Figure data in JSON:
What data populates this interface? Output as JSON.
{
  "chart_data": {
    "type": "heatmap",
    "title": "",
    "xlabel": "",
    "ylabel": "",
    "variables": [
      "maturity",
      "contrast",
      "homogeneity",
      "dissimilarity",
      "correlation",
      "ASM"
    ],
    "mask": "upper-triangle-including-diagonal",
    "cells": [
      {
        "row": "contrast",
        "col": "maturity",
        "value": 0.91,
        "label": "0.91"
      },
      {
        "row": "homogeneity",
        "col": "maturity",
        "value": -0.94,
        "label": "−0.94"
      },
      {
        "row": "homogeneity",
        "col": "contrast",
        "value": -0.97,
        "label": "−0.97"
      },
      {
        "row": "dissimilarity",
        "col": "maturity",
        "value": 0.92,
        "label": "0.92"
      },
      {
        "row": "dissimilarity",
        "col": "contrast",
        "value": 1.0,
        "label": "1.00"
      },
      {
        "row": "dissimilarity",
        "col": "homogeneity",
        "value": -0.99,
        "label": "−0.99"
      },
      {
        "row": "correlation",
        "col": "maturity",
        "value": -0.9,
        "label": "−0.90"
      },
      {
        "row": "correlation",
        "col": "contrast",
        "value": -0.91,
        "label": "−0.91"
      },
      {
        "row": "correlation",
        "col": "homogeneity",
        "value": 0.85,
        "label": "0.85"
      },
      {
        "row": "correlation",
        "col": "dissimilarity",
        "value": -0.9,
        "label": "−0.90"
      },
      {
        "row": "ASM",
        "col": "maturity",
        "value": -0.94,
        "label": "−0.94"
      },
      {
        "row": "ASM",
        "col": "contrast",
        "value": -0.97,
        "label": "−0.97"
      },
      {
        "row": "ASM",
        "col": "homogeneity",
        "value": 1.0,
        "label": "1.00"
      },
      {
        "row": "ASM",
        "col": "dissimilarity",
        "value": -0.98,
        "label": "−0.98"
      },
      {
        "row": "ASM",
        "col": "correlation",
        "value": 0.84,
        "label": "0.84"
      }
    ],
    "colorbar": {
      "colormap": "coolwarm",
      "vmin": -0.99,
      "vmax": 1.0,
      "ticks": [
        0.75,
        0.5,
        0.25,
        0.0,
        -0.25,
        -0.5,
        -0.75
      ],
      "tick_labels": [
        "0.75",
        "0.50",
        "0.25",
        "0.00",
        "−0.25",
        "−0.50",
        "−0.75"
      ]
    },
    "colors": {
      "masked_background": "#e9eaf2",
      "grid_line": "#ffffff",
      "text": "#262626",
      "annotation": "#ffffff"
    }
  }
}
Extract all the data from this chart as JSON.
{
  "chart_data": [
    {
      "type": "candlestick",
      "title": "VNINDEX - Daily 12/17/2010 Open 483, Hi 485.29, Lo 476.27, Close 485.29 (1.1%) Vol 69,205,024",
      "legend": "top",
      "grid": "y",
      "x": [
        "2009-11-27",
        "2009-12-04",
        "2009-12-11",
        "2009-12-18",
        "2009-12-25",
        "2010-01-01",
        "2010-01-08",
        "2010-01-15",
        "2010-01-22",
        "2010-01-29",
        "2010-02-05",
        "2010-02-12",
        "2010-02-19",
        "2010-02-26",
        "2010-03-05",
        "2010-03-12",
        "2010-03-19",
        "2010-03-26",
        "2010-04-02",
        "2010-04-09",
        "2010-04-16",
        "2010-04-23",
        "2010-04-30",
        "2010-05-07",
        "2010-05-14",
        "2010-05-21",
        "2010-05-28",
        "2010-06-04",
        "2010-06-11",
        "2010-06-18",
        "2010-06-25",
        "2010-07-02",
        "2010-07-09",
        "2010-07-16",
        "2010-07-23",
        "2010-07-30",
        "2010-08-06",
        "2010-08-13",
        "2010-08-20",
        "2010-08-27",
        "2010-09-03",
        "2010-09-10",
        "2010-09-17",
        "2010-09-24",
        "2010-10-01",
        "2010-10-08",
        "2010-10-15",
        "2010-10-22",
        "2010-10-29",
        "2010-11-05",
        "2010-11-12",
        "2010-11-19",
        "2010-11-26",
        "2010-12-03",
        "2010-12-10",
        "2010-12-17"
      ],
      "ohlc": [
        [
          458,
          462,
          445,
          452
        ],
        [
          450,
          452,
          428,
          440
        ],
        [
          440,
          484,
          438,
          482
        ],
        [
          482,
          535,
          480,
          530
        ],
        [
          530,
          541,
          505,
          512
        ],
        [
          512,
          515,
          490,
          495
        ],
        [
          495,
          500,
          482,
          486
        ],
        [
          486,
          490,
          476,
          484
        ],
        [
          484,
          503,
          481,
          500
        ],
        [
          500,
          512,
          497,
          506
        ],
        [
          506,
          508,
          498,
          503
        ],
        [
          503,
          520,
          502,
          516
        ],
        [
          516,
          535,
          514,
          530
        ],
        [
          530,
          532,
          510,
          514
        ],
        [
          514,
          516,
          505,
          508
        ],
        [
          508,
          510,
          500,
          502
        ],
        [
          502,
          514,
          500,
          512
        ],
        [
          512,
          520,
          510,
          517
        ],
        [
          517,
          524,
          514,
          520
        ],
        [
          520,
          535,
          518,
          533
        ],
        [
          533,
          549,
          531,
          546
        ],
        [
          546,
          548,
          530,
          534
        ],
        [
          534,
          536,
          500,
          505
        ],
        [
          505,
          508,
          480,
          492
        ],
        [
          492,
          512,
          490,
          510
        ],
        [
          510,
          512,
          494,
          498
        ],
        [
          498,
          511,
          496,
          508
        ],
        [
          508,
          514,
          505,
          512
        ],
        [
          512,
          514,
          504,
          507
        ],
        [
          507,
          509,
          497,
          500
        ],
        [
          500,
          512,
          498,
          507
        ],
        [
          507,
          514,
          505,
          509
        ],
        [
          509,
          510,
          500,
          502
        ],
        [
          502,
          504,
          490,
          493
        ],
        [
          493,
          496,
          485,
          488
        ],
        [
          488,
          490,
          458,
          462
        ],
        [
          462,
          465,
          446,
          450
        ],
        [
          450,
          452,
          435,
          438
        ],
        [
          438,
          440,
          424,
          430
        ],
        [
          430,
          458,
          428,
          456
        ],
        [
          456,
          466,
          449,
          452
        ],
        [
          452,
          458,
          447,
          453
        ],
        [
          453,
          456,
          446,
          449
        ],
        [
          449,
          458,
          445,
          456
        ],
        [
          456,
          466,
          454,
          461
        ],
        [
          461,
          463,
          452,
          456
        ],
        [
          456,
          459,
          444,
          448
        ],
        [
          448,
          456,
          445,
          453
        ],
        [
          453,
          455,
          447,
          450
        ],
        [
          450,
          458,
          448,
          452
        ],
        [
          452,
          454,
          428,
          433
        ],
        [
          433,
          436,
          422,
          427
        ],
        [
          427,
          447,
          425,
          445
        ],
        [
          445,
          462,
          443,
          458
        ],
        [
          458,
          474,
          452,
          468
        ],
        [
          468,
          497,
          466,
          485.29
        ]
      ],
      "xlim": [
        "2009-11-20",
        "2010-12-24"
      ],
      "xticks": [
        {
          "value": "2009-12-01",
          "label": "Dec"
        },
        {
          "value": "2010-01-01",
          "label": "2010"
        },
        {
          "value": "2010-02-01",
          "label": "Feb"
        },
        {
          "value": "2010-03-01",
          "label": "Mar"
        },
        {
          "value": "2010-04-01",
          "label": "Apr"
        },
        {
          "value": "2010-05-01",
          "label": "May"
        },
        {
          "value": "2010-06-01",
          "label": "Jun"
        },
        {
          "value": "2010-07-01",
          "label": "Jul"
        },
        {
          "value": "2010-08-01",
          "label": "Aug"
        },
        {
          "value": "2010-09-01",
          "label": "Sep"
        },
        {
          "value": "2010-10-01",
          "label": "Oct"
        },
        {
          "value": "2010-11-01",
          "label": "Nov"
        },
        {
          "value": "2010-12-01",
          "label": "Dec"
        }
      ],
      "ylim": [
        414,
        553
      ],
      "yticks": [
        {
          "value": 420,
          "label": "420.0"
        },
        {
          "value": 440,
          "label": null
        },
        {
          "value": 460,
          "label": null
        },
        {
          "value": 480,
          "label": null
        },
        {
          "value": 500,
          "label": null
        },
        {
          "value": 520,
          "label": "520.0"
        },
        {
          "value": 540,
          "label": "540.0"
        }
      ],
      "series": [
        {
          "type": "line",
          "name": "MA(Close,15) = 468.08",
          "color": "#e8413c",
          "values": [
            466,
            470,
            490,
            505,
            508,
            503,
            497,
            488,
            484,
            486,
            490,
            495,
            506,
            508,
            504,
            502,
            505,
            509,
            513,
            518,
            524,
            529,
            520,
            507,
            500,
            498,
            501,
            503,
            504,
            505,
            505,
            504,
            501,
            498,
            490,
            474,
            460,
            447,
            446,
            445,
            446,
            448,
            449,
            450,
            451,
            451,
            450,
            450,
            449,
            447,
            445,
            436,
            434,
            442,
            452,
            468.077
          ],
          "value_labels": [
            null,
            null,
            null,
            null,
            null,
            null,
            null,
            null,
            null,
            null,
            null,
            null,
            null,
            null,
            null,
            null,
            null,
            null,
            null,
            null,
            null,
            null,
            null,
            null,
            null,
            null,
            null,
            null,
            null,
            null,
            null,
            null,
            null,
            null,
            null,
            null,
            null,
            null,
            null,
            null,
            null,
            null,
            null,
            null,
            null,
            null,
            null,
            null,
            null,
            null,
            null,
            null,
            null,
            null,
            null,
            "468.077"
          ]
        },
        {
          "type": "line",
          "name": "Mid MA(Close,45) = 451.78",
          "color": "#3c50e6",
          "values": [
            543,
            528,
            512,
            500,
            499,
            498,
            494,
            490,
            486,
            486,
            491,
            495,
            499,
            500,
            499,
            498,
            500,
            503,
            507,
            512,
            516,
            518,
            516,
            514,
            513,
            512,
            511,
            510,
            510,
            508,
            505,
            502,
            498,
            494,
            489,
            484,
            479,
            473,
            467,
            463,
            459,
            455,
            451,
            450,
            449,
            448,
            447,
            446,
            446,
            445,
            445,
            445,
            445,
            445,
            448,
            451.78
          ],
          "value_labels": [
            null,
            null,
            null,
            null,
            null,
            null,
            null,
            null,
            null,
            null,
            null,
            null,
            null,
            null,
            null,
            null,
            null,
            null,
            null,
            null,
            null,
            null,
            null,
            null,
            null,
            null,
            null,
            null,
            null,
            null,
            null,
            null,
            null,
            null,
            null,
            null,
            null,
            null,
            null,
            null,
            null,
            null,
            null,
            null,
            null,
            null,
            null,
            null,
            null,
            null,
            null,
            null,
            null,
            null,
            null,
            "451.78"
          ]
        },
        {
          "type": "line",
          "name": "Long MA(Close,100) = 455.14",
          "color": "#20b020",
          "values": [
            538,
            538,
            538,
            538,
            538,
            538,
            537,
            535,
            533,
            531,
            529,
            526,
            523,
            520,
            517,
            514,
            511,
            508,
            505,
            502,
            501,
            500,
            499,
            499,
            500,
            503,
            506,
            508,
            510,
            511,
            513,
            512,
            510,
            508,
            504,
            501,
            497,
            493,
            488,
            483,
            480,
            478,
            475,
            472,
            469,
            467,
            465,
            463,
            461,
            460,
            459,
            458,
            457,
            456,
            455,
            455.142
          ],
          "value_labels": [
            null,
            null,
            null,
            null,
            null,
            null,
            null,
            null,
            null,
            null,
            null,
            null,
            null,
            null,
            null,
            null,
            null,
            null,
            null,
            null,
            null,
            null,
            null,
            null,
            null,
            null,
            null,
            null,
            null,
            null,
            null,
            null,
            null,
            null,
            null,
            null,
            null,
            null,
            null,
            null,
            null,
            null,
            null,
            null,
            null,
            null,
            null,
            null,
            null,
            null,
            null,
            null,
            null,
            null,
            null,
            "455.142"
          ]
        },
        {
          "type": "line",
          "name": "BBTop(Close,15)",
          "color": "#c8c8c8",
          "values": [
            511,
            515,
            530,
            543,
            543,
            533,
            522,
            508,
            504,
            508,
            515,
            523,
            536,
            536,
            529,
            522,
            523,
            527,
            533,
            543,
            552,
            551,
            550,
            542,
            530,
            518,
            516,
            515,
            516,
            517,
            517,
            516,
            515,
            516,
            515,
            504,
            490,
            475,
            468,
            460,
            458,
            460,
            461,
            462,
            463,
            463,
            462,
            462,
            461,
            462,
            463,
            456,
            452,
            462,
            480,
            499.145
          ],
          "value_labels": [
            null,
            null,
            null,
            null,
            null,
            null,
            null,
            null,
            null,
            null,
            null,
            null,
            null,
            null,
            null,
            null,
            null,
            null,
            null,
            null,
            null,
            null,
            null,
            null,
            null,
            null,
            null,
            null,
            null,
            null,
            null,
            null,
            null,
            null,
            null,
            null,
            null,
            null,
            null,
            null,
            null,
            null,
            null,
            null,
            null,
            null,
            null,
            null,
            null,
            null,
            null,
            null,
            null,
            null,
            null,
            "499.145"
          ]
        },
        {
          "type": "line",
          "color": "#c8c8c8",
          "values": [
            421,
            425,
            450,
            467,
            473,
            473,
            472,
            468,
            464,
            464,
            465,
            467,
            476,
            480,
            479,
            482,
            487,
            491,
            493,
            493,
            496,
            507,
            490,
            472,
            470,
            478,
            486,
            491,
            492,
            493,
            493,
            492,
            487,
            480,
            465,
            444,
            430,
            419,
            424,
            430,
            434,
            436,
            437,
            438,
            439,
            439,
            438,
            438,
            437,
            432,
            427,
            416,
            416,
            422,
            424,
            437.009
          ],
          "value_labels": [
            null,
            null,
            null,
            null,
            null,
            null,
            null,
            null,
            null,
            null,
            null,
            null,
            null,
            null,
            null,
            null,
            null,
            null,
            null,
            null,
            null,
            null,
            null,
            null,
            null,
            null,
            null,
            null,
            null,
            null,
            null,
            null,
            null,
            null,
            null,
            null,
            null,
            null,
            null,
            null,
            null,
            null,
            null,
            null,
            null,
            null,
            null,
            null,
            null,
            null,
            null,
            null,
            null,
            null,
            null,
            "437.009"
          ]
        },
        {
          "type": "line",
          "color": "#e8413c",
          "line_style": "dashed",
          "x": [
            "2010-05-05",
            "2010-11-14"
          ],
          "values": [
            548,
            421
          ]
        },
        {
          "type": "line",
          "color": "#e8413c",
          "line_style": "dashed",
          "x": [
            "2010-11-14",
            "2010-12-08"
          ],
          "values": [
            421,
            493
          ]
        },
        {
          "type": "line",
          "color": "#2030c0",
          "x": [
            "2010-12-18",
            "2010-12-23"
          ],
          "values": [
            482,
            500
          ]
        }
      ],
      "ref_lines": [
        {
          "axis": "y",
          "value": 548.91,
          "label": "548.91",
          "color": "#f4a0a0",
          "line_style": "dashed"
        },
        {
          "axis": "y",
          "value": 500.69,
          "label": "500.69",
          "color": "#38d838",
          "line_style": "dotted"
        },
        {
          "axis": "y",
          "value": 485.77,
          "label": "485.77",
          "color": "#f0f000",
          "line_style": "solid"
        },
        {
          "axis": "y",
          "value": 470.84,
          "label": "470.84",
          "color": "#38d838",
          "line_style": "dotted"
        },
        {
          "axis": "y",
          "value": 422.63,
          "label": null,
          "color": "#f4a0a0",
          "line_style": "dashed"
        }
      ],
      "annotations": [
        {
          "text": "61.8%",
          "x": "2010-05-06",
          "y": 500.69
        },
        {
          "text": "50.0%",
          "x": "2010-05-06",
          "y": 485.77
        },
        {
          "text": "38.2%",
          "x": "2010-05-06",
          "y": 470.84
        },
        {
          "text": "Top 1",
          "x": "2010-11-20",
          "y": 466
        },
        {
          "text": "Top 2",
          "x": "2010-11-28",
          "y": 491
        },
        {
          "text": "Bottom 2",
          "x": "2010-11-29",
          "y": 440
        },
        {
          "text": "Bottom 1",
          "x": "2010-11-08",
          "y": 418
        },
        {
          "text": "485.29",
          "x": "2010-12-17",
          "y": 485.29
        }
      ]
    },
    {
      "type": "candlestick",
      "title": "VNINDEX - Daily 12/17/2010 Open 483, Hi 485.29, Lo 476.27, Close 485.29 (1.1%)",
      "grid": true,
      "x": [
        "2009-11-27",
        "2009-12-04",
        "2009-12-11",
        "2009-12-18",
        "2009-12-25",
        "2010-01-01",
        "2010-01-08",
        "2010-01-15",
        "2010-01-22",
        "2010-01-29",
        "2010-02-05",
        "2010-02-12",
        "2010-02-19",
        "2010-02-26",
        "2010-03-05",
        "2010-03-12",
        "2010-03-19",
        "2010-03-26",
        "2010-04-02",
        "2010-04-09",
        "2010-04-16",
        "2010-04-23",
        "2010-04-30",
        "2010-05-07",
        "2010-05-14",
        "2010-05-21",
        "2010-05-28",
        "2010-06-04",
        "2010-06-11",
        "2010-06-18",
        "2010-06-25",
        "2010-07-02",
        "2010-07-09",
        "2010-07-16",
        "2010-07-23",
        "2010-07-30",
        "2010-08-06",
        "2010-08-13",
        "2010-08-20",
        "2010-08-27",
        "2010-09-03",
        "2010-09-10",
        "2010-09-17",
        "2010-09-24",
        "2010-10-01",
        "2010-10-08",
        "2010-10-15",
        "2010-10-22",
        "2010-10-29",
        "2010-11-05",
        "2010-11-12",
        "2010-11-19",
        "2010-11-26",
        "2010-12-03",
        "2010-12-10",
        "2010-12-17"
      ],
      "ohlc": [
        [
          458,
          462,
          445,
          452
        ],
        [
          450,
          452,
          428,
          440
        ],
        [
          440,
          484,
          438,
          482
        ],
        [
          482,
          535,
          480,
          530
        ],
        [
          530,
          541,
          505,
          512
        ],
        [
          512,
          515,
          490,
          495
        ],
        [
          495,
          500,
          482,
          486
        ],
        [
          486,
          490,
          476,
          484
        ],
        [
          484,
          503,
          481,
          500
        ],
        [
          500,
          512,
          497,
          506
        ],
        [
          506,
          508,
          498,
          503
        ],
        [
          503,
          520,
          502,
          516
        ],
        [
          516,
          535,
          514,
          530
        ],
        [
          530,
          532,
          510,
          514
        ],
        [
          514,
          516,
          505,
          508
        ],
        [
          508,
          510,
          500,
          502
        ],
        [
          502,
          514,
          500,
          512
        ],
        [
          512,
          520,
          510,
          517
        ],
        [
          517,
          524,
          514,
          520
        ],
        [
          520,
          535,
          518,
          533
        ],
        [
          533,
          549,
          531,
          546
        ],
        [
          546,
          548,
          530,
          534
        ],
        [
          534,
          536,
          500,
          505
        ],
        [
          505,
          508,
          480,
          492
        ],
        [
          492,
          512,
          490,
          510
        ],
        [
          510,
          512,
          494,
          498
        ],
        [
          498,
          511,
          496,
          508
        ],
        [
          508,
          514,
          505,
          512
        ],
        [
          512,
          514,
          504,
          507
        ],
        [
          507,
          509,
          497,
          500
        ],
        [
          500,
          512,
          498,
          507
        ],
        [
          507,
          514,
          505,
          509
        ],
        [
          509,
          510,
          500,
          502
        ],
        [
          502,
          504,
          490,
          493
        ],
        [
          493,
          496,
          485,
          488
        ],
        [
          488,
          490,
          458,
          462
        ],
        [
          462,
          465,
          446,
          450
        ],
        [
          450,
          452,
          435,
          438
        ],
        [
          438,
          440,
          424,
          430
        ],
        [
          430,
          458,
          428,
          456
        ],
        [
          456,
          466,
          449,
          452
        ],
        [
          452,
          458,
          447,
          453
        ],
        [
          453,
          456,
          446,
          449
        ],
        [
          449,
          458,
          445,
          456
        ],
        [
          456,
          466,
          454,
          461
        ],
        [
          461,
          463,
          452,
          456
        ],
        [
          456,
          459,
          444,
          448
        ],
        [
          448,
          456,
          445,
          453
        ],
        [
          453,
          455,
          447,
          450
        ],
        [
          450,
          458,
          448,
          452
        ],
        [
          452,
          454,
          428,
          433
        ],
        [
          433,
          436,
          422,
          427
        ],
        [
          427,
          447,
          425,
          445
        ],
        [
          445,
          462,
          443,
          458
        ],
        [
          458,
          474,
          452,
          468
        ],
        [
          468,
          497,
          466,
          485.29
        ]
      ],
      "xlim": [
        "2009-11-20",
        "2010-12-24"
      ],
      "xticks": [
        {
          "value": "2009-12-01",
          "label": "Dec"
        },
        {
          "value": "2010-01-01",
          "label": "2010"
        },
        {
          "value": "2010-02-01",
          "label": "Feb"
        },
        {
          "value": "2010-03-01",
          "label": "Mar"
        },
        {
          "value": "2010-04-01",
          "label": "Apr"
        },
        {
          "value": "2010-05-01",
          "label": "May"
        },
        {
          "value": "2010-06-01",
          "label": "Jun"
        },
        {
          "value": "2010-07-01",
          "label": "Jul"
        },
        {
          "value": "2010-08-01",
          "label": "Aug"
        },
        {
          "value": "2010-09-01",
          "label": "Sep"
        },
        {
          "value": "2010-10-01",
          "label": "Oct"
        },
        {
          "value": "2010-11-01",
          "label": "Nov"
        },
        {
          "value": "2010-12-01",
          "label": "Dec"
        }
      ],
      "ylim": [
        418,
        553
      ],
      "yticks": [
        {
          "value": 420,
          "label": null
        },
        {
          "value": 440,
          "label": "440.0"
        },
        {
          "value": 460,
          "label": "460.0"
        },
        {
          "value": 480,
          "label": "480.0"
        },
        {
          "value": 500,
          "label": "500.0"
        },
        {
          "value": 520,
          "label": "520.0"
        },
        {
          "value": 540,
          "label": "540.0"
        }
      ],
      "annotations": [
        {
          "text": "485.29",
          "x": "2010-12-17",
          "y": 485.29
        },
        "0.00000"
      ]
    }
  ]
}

◆ AIM OF THE TASK: For each line in the data above that contains the string "this", extract the line.

◆ TASK RESULT:
What data populates this interface? Output as JSON.
Extract all the data from this chart as JSON.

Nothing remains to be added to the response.